** START INPUT DATA **

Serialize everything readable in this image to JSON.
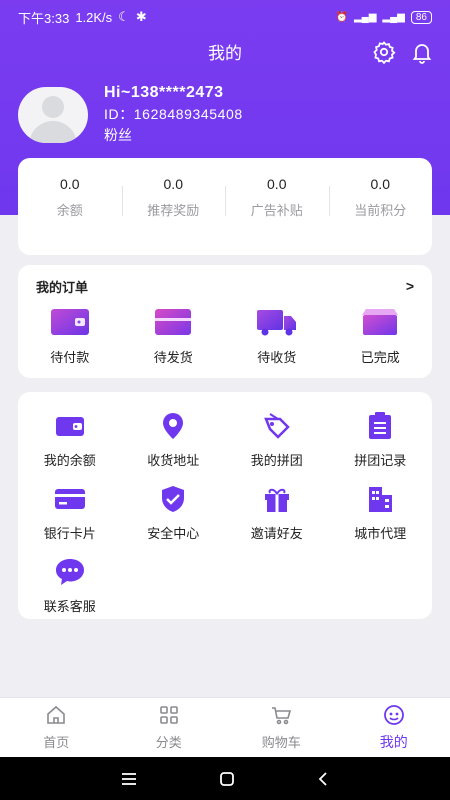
{
  "status_bar": {
    "time": "下午3:33",
    "speed": "1.2K/s",
    "battery": "86"
  },
  "header": {
    "title": "我的",
    "icons": [
      "gear-icon",
      "bell-icon"
    ]
  },
  "profile": {
    "name": "Hi~138****2473",
    "id": "ID：1628489345408",
    "fans": "粉丝"
  },
  "stats": [
    {
      "value": "0.0",
      "label": "余额"
    },
    {
      "value": "0.0",
      "label": "推荐奖励"
    },
    {
      "value": "0.0",
      "label": "广告补贴"
    },
    {
      "value": "0.0",
      "label": "当前积分"
    }
  ],
  "orders": {
    "title": "我的订单",
    "arrow": ">",
    "items": [
      {
        "label": "待付款",
        "icon": "wallet-icon"
      },
      {
        "label": "待发货",
        "icon": "box-icon"
      },
      {
        "label": "待收货",
        "icon": "truck-icon"
      },
      {
        "label": "已完成",
        "icon": "package-icon"
      }
    ]
  },
  "services": {
    "items": [
      {
        "label": "我的余额",
        "icon": "wallet-icon"
      },
      {
        "label": "收货地址",
        "icon": "location-pin-icon"
      },
      {
        "label": "我的拼团",
        "icon": "tag-icon"
      },
      {
        "label": "拼团记录",
        "icon": "clipboard-icon"
      },
      {
        "label": "银行卡片",
        "icon": "bank-card-icon"
      },
      {
        "label": "安全中心",
        "icon": "shield-icon"
      },
      {
        "label": "邀请好友",
        "icon": "gift-icon"
      },
      {
        "label": "城市代理",
        "icon": "building-icon"
      },
      {
        "label": "联系客服",
        "icon": "chat-bubble-icon"
      }
    ]
  },
  "tabbar": [
    {
      "label": "首页",
      "icon": "home-icon"
    },
    {
      "label": "分类",
      "icon": "grid-icon"
    },
    {
      "label": "购物车",
      "icon": "cart-icon"
    },
    {
      "label": "我的",
      "icon": "profile-icon",
      "active": true
    }
  ],
  "colors": {
    "accent": "#6f38ee",
    "background": "#efeff3"
  }
}
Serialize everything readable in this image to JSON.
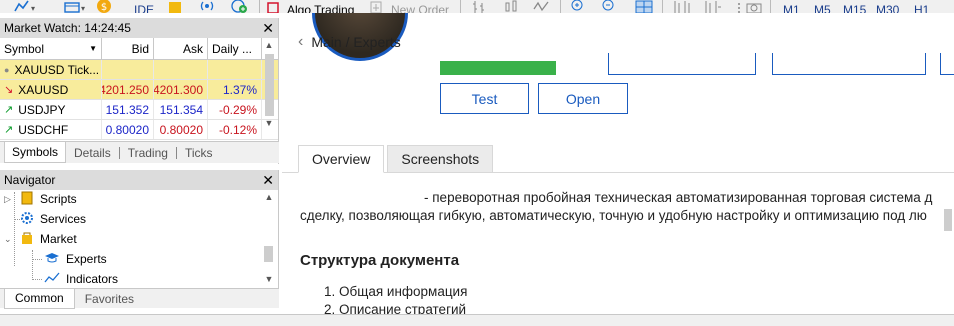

** END INPUT DATA **

◆ **OBJECTIVE**:
Write out every line above exactly as it is, leaving out the pictures.

◆ **TASK OUTPUT**:
Serialize everything readable in this image to JSON.
{
  "status_bar": {
    "time": "下午3:33",
    "speed": "1.2K/s",
    "battery": "86"
  },
  "header": {
    "title": "我的",
    "icons": [
      "gear-icon",
      "bell-icon"
    ]
  },
  "profile": {
    "name": "Hi~138****2473",
    "id": "ID：1628489345408",
    "fans": "粉丝"
  },
  "stats": [
    {
      "value": "0.0",
      "label": "余额"
    },
    {
      "value": "0.0",
      "label": "推荐奖励"
    },
    {
      "value": "0.0",
      "label": "广告补贴"
    },
    {
      "value": "0.0",
      "label": "当前积分"
    }
  ],
  "orders": {
    "title": "我的订单",
    "arrow": ">",
    "items": [
      {
        "label": "待付款",
        "icon": "wallet-icon"
      },
      {
        "label": "待发货",
        "icon": "box-icon"
      },
      {
        "label": "待收货",
        "icon": "truck-icon"
      },
      {
        "label": "已完成",
        "icon": "package-icon"
      }
    ]
  },
  "services": {
    "items": [
      {
        "label": "我的余额",
        "icon": "wallet-icon"
      },
      {
        "label": "收货地址",
        "icon": "location-pin-icon"
      },
      {
        "label": "我的拼团",
        "icon": "tag-icon"
      },
      {
        "label": "拼团记录",
        "icon": "clipboard-icon"
      },
      {
        "label": "银行卡片",
        "icon": "bank-card-icon"
      },
      {
        "label": "安全中心",
        "icon": "shield-icon"
      },
      {
        "label": "邀请好友",
        "icon": "gift-icon"
      },
      {
        "label": "城市代理",
        "icon": "building-icon"
      },
      {
        "label": "联系客服",
        "icon": "chat-bubble-icon"
      }
    ]
  },
  "tabbar": [
    {
      "label": "首页",
      "icon": "home-icon"
    },
    {
      "label": "分类",
      "icon": "grid-icon"
    },
    {
      "label": "购物车",
      "icon": "cart-icon"
    },
    {
      "label": "我的",
      "icon": "profile-icon",
      "active": true
    }
  ],
  "colors": {
    "accent": "#6f38ee",
    "background": "#efeff3"
  }
}
Serialize everything readable in this image to JSON.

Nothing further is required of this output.